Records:
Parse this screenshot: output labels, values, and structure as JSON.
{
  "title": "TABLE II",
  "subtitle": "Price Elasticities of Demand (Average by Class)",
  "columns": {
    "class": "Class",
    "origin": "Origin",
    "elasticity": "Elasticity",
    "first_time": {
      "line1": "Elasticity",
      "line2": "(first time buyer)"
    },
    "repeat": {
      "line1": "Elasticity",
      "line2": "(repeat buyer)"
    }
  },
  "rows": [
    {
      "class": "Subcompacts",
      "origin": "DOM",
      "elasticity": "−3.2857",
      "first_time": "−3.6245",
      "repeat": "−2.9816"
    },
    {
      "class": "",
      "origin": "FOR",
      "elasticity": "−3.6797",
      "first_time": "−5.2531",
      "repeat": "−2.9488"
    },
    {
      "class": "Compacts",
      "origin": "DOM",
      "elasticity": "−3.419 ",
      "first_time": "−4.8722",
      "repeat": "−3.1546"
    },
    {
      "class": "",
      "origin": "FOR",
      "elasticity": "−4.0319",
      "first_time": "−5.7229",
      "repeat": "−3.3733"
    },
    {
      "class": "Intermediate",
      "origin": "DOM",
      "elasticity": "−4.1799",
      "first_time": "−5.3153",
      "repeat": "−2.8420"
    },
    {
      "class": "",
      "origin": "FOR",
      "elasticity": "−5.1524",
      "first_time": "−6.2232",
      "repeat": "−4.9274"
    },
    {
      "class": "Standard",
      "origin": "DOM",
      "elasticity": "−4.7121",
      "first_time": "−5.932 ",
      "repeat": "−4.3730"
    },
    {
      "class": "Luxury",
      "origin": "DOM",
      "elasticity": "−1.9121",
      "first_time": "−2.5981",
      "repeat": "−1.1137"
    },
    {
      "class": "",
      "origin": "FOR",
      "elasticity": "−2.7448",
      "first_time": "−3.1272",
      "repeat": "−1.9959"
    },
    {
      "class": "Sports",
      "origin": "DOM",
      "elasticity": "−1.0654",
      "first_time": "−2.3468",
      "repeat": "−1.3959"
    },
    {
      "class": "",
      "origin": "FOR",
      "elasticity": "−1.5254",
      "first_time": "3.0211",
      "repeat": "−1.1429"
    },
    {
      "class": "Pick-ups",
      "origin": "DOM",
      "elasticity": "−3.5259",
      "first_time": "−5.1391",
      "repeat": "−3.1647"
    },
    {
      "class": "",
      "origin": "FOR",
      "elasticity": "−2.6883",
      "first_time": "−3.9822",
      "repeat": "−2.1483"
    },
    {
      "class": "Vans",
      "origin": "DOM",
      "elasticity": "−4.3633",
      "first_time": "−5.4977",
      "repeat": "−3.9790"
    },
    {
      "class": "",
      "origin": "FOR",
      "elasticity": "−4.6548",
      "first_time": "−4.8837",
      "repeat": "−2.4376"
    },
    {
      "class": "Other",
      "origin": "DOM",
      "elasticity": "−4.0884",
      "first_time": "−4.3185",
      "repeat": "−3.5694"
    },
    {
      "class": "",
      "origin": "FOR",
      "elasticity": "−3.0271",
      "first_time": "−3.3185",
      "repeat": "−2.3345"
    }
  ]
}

• What to work on
Show the lines from the data above that contain the string "buyer".

• Worked answer
      "line2": "(first time buyer)"
      "line2": "(repeat buyer)"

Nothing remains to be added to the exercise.